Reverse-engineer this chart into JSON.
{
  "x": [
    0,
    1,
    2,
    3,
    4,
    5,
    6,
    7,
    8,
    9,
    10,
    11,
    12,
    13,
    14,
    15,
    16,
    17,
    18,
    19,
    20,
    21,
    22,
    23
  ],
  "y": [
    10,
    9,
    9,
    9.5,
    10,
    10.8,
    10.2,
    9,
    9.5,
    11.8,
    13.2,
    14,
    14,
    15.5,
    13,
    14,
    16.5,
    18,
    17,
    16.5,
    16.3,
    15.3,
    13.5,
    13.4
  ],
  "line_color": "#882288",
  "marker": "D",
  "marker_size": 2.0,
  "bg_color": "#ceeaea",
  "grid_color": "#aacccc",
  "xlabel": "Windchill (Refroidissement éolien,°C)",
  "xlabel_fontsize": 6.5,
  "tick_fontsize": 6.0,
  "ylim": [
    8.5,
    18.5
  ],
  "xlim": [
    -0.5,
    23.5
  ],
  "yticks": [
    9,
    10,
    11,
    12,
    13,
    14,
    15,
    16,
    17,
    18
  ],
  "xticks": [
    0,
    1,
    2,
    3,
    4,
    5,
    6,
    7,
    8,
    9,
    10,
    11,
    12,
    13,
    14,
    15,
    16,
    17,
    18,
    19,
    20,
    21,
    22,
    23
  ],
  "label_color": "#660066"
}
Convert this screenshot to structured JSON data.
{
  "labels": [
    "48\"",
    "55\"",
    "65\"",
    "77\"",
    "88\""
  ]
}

_EXERCISE DESCRIPTION:_ Where a line of the records above holds the word "this", copy that line.

_RESPONSE TO THE TASK:_
Reverse-engineer this chart into JSON.
Convert this screenshot to structured JSON data.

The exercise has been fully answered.